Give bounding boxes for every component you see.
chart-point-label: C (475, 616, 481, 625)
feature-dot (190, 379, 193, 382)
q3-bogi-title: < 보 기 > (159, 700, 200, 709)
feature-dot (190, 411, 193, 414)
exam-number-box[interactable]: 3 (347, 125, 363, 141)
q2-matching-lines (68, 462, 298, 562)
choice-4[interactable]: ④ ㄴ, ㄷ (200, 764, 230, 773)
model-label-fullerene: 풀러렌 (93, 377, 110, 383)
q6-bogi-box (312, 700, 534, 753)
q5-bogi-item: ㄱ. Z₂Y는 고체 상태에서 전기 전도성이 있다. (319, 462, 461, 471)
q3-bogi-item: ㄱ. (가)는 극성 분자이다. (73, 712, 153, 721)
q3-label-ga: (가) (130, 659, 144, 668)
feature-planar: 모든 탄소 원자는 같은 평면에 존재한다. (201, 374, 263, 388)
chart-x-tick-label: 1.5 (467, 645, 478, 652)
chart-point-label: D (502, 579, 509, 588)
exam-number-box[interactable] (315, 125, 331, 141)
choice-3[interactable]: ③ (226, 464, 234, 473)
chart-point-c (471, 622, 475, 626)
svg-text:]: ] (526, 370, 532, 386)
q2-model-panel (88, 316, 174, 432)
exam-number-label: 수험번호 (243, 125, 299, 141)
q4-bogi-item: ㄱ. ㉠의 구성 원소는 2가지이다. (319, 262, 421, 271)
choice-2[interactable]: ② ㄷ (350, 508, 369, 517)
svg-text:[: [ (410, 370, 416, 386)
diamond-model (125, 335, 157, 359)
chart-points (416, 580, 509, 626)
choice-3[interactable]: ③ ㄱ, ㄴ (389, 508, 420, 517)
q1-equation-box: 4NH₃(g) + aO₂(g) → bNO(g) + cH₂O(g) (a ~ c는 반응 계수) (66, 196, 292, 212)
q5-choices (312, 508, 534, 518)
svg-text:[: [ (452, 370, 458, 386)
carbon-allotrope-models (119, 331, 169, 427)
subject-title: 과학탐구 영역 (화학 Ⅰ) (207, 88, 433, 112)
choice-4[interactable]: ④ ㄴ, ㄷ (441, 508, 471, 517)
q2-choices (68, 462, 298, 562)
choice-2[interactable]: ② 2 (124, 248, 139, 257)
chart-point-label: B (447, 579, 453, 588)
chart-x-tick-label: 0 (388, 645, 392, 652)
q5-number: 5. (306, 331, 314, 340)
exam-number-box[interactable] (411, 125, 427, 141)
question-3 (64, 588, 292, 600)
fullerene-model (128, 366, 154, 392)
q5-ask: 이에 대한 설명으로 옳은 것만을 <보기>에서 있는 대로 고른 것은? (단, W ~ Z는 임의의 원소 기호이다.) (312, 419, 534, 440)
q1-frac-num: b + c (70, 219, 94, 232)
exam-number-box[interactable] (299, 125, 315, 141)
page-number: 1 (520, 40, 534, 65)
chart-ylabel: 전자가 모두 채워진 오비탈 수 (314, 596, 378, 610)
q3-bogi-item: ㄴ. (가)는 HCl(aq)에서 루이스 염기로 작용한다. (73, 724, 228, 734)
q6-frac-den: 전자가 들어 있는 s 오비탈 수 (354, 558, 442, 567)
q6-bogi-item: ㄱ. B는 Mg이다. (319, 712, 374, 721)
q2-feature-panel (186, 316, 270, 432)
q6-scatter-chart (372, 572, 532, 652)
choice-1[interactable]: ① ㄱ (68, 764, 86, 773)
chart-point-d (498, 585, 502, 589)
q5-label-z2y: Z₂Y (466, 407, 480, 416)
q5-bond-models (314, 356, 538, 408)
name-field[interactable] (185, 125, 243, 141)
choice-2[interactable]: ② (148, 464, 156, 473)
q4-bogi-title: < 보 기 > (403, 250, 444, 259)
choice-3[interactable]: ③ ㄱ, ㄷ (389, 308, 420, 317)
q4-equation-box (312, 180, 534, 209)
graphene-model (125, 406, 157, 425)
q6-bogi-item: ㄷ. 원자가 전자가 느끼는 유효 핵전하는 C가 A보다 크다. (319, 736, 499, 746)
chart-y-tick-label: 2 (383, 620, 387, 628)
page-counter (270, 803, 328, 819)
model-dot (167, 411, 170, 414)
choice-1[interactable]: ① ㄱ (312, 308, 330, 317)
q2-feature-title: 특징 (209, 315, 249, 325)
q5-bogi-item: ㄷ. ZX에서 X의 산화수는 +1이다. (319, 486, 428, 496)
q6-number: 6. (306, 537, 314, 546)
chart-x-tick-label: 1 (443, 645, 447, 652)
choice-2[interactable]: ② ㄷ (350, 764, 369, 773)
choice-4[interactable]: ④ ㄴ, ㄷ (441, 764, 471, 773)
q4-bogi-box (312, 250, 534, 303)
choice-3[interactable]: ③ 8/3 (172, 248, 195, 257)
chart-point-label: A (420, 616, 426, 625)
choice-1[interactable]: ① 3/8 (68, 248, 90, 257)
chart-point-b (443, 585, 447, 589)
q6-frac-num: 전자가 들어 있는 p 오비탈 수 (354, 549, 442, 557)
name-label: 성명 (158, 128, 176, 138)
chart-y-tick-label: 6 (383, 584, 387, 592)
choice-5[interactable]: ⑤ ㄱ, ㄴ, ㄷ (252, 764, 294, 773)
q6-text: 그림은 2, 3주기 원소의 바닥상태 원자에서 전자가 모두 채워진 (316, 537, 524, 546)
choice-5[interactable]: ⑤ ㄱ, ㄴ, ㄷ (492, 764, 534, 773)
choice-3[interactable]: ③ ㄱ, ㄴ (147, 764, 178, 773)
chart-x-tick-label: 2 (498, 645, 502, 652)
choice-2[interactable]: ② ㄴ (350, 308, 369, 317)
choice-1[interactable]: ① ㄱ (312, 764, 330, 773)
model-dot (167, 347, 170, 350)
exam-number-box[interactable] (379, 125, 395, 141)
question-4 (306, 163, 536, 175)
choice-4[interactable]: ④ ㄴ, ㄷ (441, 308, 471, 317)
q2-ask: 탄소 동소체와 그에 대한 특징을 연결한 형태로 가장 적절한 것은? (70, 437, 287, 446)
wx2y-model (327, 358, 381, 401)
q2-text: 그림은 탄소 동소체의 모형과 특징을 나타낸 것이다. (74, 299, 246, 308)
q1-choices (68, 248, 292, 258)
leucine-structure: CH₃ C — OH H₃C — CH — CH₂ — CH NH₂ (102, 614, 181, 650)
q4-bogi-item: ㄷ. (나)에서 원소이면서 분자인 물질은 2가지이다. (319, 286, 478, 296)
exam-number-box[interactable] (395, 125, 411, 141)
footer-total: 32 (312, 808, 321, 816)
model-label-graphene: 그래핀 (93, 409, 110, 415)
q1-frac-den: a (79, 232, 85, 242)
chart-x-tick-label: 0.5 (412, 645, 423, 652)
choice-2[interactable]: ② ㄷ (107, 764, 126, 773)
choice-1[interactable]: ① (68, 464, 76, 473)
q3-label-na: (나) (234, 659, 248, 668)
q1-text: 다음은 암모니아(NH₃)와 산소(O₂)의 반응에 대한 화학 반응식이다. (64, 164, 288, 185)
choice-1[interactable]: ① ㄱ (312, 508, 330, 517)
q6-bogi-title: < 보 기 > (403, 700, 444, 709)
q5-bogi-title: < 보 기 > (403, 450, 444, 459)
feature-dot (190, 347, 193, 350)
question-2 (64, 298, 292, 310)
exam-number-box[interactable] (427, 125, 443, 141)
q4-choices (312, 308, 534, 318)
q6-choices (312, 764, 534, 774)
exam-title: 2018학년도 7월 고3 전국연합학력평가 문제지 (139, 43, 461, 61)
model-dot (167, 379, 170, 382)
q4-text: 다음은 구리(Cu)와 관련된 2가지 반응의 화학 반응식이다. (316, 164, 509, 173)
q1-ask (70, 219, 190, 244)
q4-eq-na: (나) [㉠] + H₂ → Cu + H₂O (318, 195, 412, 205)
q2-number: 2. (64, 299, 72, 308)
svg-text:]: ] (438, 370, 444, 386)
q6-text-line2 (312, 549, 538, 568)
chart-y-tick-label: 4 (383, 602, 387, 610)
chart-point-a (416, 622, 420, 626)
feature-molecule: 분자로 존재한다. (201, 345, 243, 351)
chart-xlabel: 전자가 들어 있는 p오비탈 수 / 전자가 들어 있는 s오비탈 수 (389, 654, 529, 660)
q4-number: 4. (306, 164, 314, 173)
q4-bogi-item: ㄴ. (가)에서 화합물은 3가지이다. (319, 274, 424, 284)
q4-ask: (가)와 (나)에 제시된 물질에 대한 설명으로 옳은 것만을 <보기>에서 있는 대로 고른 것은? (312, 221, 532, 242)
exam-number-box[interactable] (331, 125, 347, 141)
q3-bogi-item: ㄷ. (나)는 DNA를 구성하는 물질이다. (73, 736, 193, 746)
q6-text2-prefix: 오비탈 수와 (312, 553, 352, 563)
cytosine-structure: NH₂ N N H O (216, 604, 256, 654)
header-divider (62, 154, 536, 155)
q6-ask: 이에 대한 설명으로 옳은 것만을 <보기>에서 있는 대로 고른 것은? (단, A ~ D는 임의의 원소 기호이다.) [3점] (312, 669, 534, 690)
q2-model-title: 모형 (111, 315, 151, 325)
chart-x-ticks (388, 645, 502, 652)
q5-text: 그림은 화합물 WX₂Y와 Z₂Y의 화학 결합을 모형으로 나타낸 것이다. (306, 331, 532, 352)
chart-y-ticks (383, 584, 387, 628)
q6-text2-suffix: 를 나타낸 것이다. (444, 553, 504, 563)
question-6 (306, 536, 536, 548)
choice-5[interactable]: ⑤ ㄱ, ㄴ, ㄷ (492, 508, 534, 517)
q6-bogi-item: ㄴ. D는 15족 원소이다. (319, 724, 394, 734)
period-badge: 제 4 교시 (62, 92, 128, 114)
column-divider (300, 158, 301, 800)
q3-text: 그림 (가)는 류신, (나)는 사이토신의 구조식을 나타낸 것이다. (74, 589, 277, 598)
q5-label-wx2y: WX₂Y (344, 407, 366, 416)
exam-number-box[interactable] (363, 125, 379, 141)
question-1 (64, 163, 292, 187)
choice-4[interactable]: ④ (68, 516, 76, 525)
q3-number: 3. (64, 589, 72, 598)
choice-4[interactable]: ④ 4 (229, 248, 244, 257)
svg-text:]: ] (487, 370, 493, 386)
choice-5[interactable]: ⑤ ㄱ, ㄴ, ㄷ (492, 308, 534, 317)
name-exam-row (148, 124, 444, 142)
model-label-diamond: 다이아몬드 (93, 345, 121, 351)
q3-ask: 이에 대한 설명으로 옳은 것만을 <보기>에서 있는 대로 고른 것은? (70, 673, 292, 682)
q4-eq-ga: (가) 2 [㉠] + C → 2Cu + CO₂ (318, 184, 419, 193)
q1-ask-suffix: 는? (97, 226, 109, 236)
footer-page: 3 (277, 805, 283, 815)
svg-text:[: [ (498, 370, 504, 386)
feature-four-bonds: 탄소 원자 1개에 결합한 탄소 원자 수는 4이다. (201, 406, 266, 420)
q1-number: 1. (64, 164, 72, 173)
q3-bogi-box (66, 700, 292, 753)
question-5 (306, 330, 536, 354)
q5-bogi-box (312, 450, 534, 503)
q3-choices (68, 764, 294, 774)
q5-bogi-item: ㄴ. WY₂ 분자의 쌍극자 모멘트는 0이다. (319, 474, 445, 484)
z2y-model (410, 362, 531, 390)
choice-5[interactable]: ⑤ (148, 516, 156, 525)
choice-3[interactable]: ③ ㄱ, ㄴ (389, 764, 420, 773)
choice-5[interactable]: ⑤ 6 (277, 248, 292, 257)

----

EXERCISE GOAL
Reproduce everything from the start of the records down to and including the line that contains "choice-2[interactable]: ② 2", with each line unchanged.

FINAL ANSWER
Give bounding boxes for every component you see.
chart-point-label: C (475, 616, 481, 625)
feature-dot (190, 379, 193, 382)
q3-bogi-title: < 보 기 > (159, 700, 200, 709)
feature-dot (190, 411, 193, 414)
exam-number-box[interactable]: 3 (347, 125, 363, 141)
q2-matching-lines (68, 462, 298, 562)
choice-4[interactable]: ④ ㄴ, ㄷ (200, 764, 230, 773)
model-label-fullerene: 풀러렌 (93, 377, 110, 383)
q6-bogi-box (312, 700, 534, 753)
q5-bogi-item: ㄱ. Z₂Y는 고체 상태에서 전기 전도성이 있다. (319, 462, 461, 471)
q3-bogi-item: ㄱ. (가)는 극성 분자이다. (73, 712, 153, 721)
q3-label-ga: (가) (130, 659, 144, 668)
feature-planar: 모든 탄소 원자는 같은 평면에 존재한다. (201, 374, 263, 388)
chart-x-tick-label: 1.5 (467, 645, 478, 652)
chart-point-label: D (502, 579, 509, 588)
exam-number-box[interactable] (315, 125, 331, 141)
choice-3[interactable]: ③ (226, 464, 234, 473)
chart-point-c (471, 622, 475, 626)
svg-text:]: ] (526, 370, 532, 386)
q2-model-panel (88, 316, 174, 432)
exam-number-label: 수험번호 (243, 125, 299, 141)
q4-bogi-item: ㄱ. ㉠의 구성 원소는 2가지이다. (319, 262, 421, 271)
choice-2[interactable]: ② ㄷ (350, 508, 369, 517)
svg-text:[: [ (410, 370, 416, 386)
diamond-model (125, 335, 157, 359)
chart-points (416, 580, 509, 626)
choice-3[interactable]: ③ ㄱ, ㄴ (389, 508, 420, 517)
q1-equation-box: 4NH₃(g) + aO₂(g) → bNO(g) + cH₂O(g) (a ~ c는 반응 계수) (66, 196, 292, 212)
q5-choices (312, 508, 534, 518)
svg-text:[: [ (452, 370, 458, 386)
carbon-allotrope-models (119, 331, 169, 427)
subject-title: 과학탐구 영역 (화학 Ⅰ) (207, 88, 433, 112)
choice-4[interactable]: ④ ㄴ, ㄷ (441, 508, 471, 517)
q2-choices (68, 462, 298, 562)
choice-2[interactable]: ② 2 (124, 248, 139, 257)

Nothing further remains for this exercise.